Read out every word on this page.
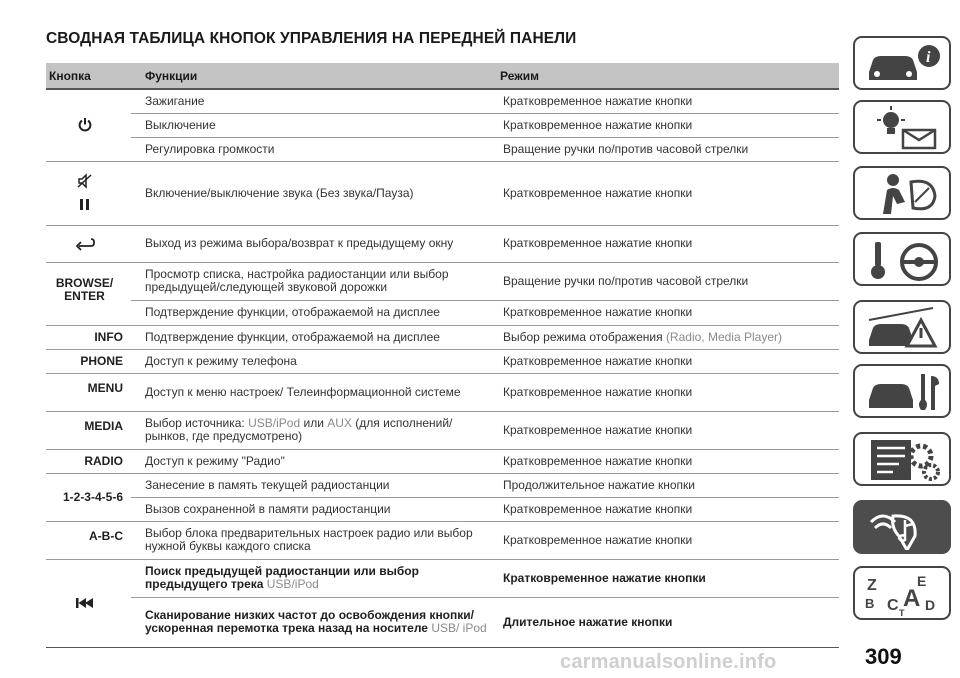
СВОДНАЯ ТАБЛИЦА КНОПОК УПРАВЛЕНИЯ НА ПЕРЕДНЕЙ ПАНЕЛИ
Кнопка	Функции	Режим
	Зажигание	Кратковременное нажатие кнопки
	Выключение	Кратковременное нажатие кнопки
	Регулировка громкости	Вращение ручки по/против часовой стрелки
	Включение/выключение звука (Без звука/Пауза)	Кратковременное нажатие кнопки
	Выход из режима выбора/возврат к предыдущему окну	Кратковременное нажатие кнопки
BROWSE/ ENTER	Просмотр списка, настройка радиостанции или выбор предыдущей/следующей звуковой дорожки	Вращение ручки по/против часовой стрелки
	Подтверждение функции, отображаемой на дисплее	Кратковременное нажатие кнопки
INFO	Подтверждение функции, отображаемой на дисплее	Выбор режима отображения (Radio, Media Player)
PHONE	Доступ к режиму телефона	Кратковременное нажатие кнопки
MENU	Доступ к меню настроек/ Телеинформационной системе	Кратковременное нажатие кнопки
MEDIA	Выбор источника: USB/iPod или AUX (для исполнений/ рынков, где предусмотрено)	Кратковременное нажатие кнопки
RADIO	Доступ к режиму "Радио"	Кратковременное нажатие кнопки
1-2-3-4-5-6	Занесение в память текущей радиостанции	Продолжительное нажатие кнопки
	Вызов сохраненной в памяти радиостанции	Кратковременное нажатие кнопки
A-B-C	Выбор блока предварительных настроек радио или выбор нужной буквы каждого списка	Кратковременное нажатие кнопки
	Поиск предыдущей радиостанции или выбор предыдущего трека USB/iPod	Кратковременное нажатие кнопки
	Сканирование низких частот до освобождения кнопки/ ускоренная перемотка трека назад на носителе USB/ iPod	Длительное нажатие кнопки
i
Z	E
B C A D
T
carmanualsonline.info	309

— WHAT IS NEEDED —
Scan the listing above and copy all lines containing the word "против".

— RESPONSE FOR THIS EXERCISE —
	Регулировка громкости	Вращение ручки по/против часовой стрелки
BROWSE/ ENTER	Просмотр списка, настройка радиостанции или выбор предыдущей/следующей звуковой дорожки	Вращение ручки по/против часовой стрелки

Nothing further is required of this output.